_Exercise:_ Quote, word for word, the stretch of the HeapRegion review message below from "Analysis of the" through "always(tm) kept live).".

RFR (XS): 8164948: Initializing stores of HeapRegions are not ordered with regards to its use in G1ConcurrentMark

Fri Sep 9 13:01:59 UTC 2016

Hi all,

 StefanJ had an initial look and commented about the removal of the
reinitialization of the HeapRegion in heapRegion.cpp, i.e. that this is
still necessary.

He is right, I updated the webrev at
http://cr.openjdk.java.net/~tschatzl/8164948/webrev.1 (full)
http://cr.openjdk.java.net/~tschatzl/8164948/webrev.0_to_1 (diff)

Analysis of the new version shows that this will not cause any
additional issues: the effect is that (like before the previous webrev,
and before finding this issue), the marking thread will just scan the
next bitmap occupied by the region unnecessarily (it will not find any
mark, this is correct because that region has been allocated after mark
start, and those are always(tm) kept live).

This is true because G1 only uncommits the region and the associated
auxiliary data at full gc, which will cancel all marking.

I.e. the original problem had been that since we got a TAMS value for
the region that was outside the region, we scanned into non-committed
areas.

I will do some more testing with a new build though.

Thanks,
  Thomas

On Fri, 2016-09-09 at 12:44 +0200, Thomas Schatzl wrote:
> Hi all,
> 
>   can I have reviews for this change that adds required barriers
> before
> publishing HeapRegion instances to the rest of the VM to avoid random
> crashes seen on ARM* machines with G1?

_Provided material:_

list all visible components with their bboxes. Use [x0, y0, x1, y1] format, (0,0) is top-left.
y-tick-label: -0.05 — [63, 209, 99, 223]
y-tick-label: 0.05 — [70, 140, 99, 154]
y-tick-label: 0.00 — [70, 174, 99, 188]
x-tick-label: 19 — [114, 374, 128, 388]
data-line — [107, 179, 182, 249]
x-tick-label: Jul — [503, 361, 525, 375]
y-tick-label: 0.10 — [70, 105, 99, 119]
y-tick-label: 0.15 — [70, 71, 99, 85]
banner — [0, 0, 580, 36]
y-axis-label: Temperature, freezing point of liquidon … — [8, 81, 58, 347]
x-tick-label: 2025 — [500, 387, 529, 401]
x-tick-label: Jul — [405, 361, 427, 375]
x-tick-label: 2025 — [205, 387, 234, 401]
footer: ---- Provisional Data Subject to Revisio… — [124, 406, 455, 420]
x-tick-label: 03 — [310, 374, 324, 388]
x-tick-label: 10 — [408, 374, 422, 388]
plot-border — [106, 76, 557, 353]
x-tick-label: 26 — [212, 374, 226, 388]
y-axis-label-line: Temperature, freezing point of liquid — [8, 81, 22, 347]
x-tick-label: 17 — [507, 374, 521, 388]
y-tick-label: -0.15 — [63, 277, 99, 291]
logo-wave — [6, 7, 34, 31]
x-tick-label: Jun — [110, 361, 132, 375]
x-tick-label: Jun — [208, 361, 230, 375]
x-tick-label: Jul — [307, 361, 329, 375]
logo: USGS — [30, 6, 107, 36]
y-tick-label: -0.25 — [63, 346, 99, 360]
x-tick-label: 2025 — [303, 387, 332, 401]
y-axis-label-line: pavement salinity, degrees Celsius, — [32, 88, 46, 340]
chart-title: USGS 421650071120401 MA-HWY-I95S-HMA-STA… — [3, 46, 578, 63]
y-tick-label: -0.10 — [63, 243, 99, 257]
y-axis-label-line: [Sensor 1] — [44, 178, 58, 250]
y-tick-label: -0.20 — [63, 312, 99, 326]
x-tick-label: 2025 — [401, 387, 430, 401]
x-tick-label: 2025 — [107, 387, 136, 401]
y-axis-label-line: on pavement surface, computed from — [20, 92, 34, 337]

_Task answer:_
Analysis of the new version shows that this will not cause any
additional issues: the effect is that (like before the previous webrev,
and before finding this issue), the marking thread will just scan the
next bitmap occupied by the region unnecessarily (it will not find any
mark, this is correct because that region has been allocated after mark
start, and those are always(tm) kept live).